__DATA SUPPLIED__
______________________________
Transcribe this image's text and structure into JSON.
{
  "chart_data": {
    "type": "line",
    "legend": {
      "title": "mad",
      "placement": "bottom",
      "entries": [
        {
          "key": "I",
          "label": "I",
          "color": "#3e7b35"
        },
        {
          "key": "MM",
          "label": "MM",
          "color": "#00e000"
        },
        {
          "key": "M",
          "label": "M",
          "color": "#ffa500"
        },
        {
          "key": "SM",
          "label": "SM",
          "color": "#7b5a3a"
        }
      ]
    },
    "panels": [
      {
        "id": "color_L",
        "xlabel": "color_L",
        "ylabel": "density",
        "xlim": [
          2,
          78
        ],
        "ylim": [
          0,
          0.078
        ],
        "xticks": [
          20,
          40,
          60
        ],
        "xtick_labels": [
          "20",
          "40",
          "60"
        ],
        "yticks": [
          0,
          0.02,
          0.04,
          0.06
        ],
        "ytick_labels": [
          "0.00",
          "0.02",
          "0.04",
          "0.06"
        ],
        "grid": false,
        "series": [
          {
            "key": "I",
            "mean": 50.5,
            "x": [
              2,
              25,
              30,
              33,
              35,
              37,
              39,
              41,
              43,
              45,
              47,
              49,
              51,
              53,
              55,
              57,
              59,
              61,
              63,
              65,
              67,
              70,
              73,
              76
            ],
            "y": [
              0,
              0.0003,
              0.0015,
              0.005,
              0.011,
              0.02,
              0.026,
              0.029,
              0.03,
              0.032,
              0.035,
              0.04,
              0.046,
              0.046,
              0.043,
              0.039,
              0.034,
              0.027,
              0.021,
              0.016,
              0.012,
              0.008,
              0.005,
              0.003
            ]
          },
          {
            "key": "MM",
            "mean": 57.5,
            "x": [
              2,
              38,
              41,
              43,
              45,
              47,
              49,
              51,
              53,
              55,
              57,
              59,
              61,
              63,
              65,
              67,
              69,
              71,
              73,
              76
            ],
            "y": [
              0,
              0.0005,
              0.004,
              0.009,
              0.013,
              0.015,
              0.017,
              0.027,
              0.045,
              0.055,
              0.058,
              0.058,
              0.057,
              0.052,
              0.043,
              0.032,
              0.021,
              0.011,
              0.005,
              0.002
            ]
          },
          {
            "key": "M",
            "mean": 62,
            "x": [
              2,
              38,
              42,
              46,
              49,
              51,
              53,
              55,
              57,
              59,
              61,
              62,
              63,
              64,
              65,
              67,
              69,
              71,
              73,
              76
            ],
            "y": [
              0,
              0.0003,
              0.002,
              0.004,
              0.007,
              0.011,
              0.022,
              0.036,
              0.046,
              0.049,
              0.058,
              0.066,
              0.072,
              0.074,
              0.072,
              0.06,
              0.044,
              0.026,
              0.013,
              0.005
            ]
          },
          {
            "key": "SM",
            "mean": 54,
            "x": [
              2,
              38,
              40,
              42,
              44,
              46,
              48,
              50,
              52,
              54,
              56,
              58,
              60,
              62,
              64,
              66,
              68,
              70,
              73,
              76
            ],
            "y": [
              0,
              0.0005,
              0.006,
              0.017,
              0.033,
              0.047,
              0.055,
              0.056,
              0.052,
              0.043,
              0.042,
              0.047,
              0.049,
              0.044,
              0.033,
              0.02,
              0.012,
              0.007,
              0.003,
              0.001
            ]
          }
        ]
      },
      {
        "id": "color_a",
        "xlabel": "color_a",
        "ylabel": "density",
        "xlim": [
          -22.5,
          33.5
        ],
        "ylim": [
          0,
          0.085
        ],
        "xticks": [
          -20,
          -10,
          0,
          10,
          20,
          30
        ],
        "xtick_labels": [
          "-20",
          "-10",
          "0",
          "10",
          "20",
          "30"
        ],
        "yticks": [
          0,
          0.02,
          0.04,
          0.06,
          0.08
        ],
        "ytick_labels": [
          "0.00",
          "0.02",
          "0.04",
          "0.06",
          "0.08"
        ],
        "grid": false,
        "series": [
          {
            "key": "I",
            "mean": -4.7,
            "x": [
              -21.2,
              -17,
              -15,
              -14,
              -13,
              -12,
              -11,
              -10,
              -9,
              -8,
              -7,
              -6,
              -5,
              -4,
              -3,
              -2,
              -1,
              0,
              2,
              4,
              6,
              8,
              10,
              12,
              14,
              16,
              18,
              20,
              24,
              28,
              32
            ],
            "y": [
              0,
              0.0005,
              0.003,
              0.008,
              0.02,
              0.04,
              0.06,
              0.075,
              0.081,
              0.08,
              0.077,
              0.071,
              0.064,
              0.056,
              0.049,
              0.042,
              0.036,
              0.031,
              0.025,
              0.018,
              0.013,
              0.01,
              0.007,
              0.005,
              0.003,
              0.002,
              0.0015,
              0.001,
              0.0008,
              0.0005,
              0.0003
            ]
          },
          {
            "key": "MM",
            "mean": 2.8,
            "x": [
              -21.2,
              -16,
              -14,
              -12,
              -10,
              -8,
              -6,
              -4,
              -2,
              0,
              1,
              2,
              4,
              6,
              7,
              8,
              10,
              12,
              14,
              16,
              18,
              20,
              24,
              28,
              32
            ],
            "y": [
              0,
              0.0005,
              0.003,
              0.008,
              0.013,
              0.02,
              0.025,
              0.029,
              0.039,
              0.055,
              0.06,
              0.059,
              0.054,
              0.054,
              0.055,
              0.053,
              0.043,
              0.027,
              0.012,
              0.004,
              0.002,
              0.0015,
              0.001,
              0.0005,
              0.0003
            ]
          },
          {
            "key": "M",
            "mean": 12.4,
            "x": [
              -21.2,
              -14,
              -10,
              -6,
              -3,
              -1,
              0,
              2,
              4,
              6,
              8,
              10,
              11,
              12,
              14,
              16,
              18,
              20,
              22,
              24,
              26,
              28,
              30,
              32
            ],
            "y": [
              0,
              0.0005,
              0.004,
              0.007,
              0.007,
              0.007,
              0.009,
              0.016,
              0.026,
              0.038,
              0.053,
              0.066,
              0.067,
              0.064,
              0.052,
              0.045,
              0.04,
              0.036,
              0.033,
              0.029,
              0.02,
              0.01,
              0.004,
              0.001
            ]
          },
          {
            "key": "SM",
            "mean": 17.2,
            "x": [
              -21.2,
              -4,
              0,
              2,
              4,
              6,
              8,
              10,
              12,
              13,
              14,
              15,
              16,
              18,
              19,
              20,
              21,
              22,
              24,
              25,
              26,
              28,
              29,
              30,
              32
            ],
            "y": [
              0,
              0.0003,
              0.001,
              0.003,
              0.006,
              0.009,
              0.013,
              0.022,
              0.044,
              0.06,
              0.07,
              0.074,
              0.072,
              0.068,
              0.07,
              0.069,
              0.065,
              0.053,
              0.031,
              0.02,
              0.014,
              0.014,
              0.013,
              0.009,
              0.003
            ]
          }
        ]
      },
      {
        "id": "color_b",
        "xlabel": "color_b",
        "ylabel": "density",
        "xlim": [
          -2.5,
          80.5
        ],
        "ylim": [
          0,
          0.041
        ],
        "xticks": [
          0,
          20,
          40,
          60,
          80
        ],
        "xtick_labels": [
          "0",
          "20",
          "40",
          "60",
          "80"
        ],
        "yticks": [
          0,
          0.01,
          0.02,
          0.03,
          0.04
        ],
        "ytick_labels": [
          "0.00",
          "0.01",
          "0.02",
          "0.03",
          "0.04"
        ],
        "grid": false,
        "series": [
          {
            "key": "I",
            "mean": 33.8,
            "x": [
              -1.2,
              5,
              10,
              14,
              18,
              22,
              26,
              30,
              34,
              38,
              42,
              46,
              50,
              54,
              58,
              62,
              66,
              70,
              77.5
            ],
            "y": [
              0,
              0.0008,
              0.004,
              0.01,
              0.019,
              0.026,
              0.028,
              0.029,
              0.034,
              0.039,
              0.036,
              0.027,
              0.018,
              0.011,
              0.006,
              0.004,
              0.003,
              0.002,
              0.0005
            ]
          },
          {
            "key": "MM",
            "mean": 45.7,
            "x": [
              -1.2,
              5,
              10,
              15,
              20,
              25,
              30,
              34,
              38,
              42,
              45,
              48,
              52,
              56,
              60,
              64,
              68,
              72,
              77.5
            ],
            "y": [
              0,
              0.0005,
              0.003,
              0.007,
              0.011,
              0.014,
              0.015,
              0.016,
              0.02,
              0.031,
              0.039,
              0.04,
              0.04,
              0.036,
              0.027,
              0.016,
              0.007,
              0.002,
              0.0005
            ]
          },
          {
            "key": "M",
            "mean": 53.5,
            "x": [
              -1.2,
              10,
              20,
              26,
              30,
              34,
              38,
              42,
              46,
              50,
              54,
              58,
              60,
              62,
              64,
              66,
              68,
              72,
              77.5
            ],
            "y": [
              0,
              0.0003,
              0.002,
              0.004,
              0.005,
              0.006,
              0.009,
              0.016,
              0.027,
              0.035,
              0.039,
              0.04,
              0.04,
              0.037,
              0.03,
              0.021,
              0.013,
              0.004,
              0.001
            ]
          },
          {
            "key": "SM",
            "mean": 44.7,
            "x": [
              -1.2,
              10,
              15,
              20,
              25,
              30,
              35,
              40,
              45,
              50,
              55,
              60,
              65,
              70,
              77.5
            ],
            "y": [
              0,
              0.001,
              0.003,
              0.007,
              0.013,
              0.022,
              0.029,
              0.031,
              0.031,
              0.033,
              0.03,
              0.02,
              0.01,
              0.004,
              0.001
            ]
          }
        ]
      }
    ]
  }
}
______________________________
__INSTRUCTIONS FOR THE TASK__
Look through the records above and report how many lines hold the word "xlabel", giving only the number.

__EXERCISE RESULT__
3